## Requirements:
Copy the material that follows word for word and omit its pictures.
◆ ◆ ◆
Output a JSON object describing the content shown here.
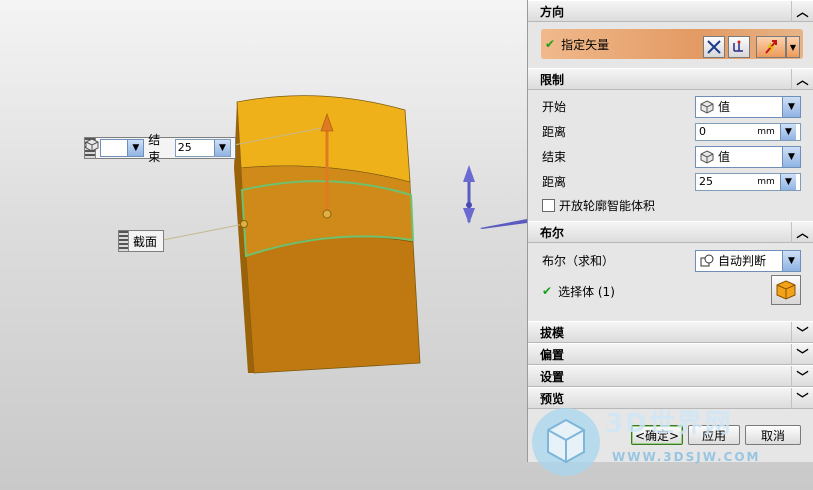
{
  "callouts": {
    "end": {
      "label": "结束",
      "value": "25",
      "arrow": "▼"
    },
    "section": {
      "label": "截面"
    }
  },
  "dialog": {
    "direction": {
      "title": "方向",
      "toggle": "︿",
      "specify_vector": "指定矢量",
      "check": "✔"
    },
    "limits": {
      "title": "限制",
      "toggle": "︿",
      "start_label": "开始",
      "start_option": "值",
      "start_distance_label": "距离",
      "start_distance_value": "0",
      "end_label": "结束",
      "end_option": "值",
      "end_distance_label": "距离",
      "end_distance_value": "25",
      "unit": "mm",
      "open_profile_label": "开放轮廓智能体积",
      "open_profile_checked": false
    },
    "boolean": {
      "title": "布尔",
      "toggle": "︿",
      "boolean_label": "布尔（求和）",
      "boolean_option": "自动判断",
      "select_body_label": "选择体 (1)",
      "check": "✔"
    },
    "draft": {
      "title": "拔模",
      "toggle": "﹀"
    },
    "offset": {
      "title": "偏置",
      "toggle": "﹀"
    },
    "settings": {
      "title": "设置",
      "toggle": "﹀"
    },
    "preview": {
      "title": "预览",
      "toggle": "﹀"
    },
    "buttons": {
      "ok": "<确定>",
      "apply": "应用",
      "cancel": "取消"
    }
  },
  "watermark": {
    "brand": "3D世界网",
    "url": "WWW.3DSJW.COM"
  },
  "colors": {
    "accent_orange": "#e8a46c",
    "body_orange": "#d88f17",
    "arrow_blue": "#6060c8"
  }
}
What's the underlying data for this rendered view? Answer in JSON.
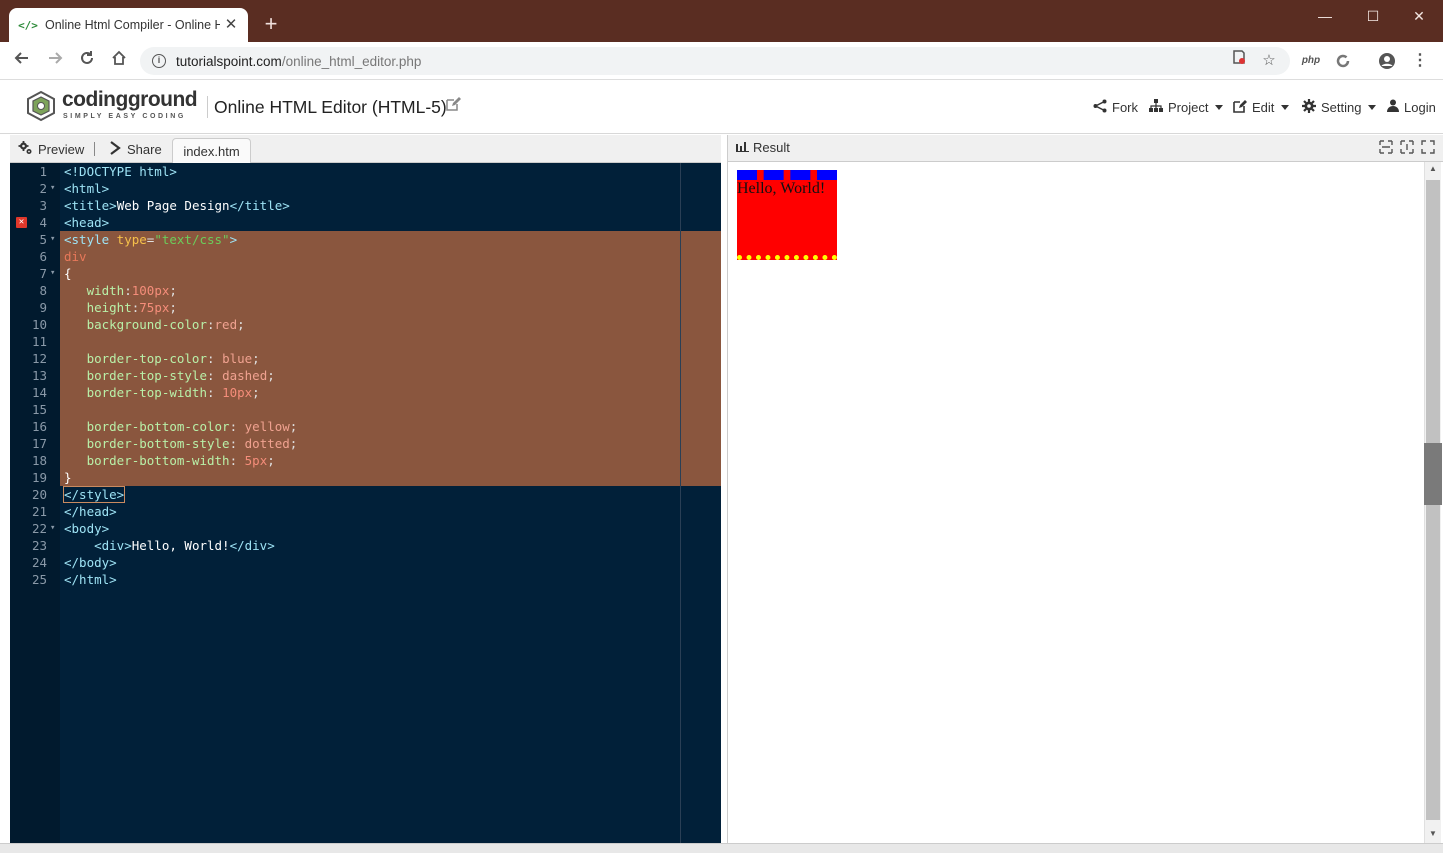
{
  "browser": {
    "tab_title": "Online Html Compiler - Online H",
    "tab_favicon": "</>",
    "close_glyph": "✕",
    "newtab_glyph": "+",
    "url_host": "tutorialspoint.com",
    "url_path": "/online_html_editor.php",
    "ext_php_label": "php",
    "window_controls": {
      "minimize": "—",
      "maximize": "☐",
      "close": "✕"
    }
  },
  "header": {
    "logo_word": "codingground",
    "logo_tag": "SIMPLY EASY CODING",
    "editor_title": "Online HTML Editor (HTML-5)",
    "menu": {
      "fork": "Fork",
      "project": "Project",
      "edit": "Edit",
      "setting": "Setting",
      "login": "Login"
    }
  },
  "left_toolbar": {
    "preview": "Preview",
    "share": "Share",
    "file_tab": "index.htm"
  },
  "editor": {
    "colors": {
      "background": "#012039",
      "selection": "#8a563e"
    },
    "error_line": 4,
    "lines": [
      "1",
      "2",
      "3",
      "4",
      "5",
      "6",
      "7",
      "8",
      "9",
      "10",
      "11",
      "12",
      "13",
      "14",
      "15",
      "16",
      "17",
      "18",
      "19",
      "20",
      "21",
      "22",
      "23",
      "24",
      "25"
    ],
    "code": {
      "l1": "<!DOCTYPE html>",
      "l2": "<html>",
      "l3a": "<title>",
      "l3b": "Web Page Design",
      "l3c": "</title>",
      "l4": "<head>",
      "l5a": "<style",
      "l5b": " type",
      "l5c": "=",
      "l5d": "\"text/css\"",
      "l5e": ">",
      "l6": "div",
      "l7": "{",
      "l8a": "   width",
      "l8b": ":",
      "l8c": "100px",
      "l8d": ";",
      "l9a": "   height",
      "l9b": ":",
      "l9c": "75px",
      "l9d": ";",
      "l10a": "   background-color",
      "l10b": ":",
      "l10c": "red",
      "l10d": ";",
      "l12a": "   border-top-color",
      "l12b": ": ",
      "l12c": "blue",
      "l12d": ";",
      "l13a": "   border-top-style",
      "l13b": ": ",
      "l13c": "dashed",
      "l13d": ";",
      "l14a": "   border-top-width",
      "l14b": ": ",
      "l14c": "10px",
      "l14d": ";",
      "l16a": "   border-bottom-color",
      "l16b": ": ",
      "l16c": "yellow",
      "l16d": ";",
      "l17a": "   border-bottom-style",
      "l17b": ": ",
      "l17c": "dotted",
      "l17d": ";",
      "l18a": "   border-bottom-width",
      "l18b": ": ",
      "l18c": "5px",
      "l18d": ";",
      "l19": "}",
      "l20": "</style>",
      "l21": "</head>",
      "l22": "<body>",
      "l23a": "    <div>",
      "l23b": "Hello, World!",
      "l23c": "</div>",
      "l24": "</body>",
      "l25": "</html>"
    }
  },
  "result_panel": {
    "label": "Result",
    "rendered_text": "Hello, World!"
  }
}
◆ ◆ ◆
## Written response:
Output a JSON object describing the content shown here.
{
  "callouts": {
    "end": {
      "label": "结束",
      "value": "25",
      "arrow": "▼"
    },
    "section": {
      "label": "截面"
    }
  },
  "dialog": {
    "direction": {
      "title": "方向",
      "toggle": "︿",
      "specify_vector": "指定矢量",
      "check": "✔"
    },
    "limits": {
      "title": "限制",
      "toggle": "︿",
      "start_label": "开始",
      "start_option": "值",
      "start_distance_label": "距离",
      "start_distance_value": "0",
      "end_label": "结束",
      "end_option": "值",
      "end_distance_label": "距离",
      "end_distance_value": "25",
      "unit": "mm",
      "open_profile_label": "开放轮廓智能体积",
      "open_profile_checked": false
    },
    "boolean": {
      "title": "布尔",
      "toggle": "︿",
      "boolean_label": "布尔（求和）",
      "boolean_option": "自动判断",
      "select_body_label": "选择体 (1)",
      "check": "✔"
    },
    "draft": {
      "title": "拔模",
      "toggle": "﹀"
    },
    "offset": {
      "title": "偏置",
      "toggle": "﹀"
    },
    "settings": {
      "title": "设置",
      "toggle": "﹀"
    },
    "preview": {
      "title": "预览",
      "toggle": "﹀"
    },
    "buttons": {
      "ok": "<确定>",
      "apply": "应用",
      "cancel": "取消"
    }
  },
  "watermark": {
    "brand": "3D世界网",
    "url": "WWW.3DSJW.COM"
  },
  "colors": {
    "accent_orange": "#e8a46c",
    "body_orange": "#d88f17",
    "arrow_blue": "#6060c8"
  }
}
What's the underlying data for this rendered view? Answer in JSON.
{
  "browser": {
    "tab_title": "Online Html Compiler - Online H",
    "tab_favicon": "</>",
    "close_glyph": "✕",
    "newtab_glyph": "+",
    "url_host": "tutorialspoint.com",
    "url_path": "/online_html_editor.php",
    "ext_php_label": "php",
    "window_controls": {
      "minimize": "—",
      "maximize": "☐",
      "close": "✕"
    }
  },
  "header": {
    "logo_word": "codingground",
    "logo_tag": "SIMPLY EASY CODING",
    "editor_title": "Online HTML Editor (HTML-5)",
    "menu": {
      "fork": "Fork",
      "project": "Project",
      "edit": "Edit",
      "setting": "Setting",
      "login": "Login"
    }
  },
  "left_toolbar": {
    "preview": "Preview",
    "share": "Share",
    "file_tab": "index.htm"
  },
  "editor": {
    "colors": {
      "background": "#012039",
      "selection": "#8a563e"
    },
    "error_line": 4,
    "lines": [
      "1",
      "2",
      "3",
      "4",
      "5",
      "6",
      "7",
      "8",
      "9",
      "10",
      "11",
      "12",
      "13",
      "14",
      "15",
      "16",
      "17",
      "18",
      "19",
      "20",
      "21",
      "22",
      "23",
      "24",
      "25"
    ],
    "code": {
      "l1": "<!DOCTYPE html>",
      "l2": "<html>",
      "l3a": "<title>",
      "l3b": "Web Page Design",
      "l3c": "</title>",
      "l4": "<head>",
      "l5a": "<style",
      "l5b": " type",
      "l5c": "=",
      "l5d": "\"text/css\"",
      "l5e": ">",
      "l6": "div",
      "l7": "{",
      "l8a": "   width",
      "l8b": ":",
      "l8c": "100px",
      "l8d": ";",
      "l9a": "   height",
      "l9b": ":",
      "l9c": "75px",
      "l9d": ";",
      "l10a": "   background-color",
      "l10b": ":",
      "l10c": "red",
      "l10d": ";",
      "l12a": "   border-top-color",
      "l12b": ": ",
      "l12c": "blue",
      "l12d": ";",
      "l13a": "   border-top-style",
      "l13b": ": ",
      "l13c": "dashed",
      "l13d": ";",
      "l14a": "   border-top-width",
      "l14b": ": ",
      "l14c": "10px",
      "l14d": ";",
      "l16a": "   border-bottom-color",
      "l16b": ": ",
      "l16c": "yellow",
      "l16d": ";",
      "l17a": "   border-bottom-style",
      "l17b": ": ",
      "l17c": "dotted",
      "l17d": ";",
      "l18a": "   border-bottom-width",
      "l18b": ": ",
      "l18c": "5px",
      "l18d": ";",
      "l19": "}",
      "l20": "</style>",
      "l21": "</head>",
      "l22": "<body>",
      "l23a": "    <div>",
      "l23b": "Hello, World!",
      "l23c": "</div>",
      "l24": "</body>",
      "l25": "</html>"
    }
  },
  "result_panel": {
    "label": "Result",
    "rendered_text": "Hello, World!"
  }
}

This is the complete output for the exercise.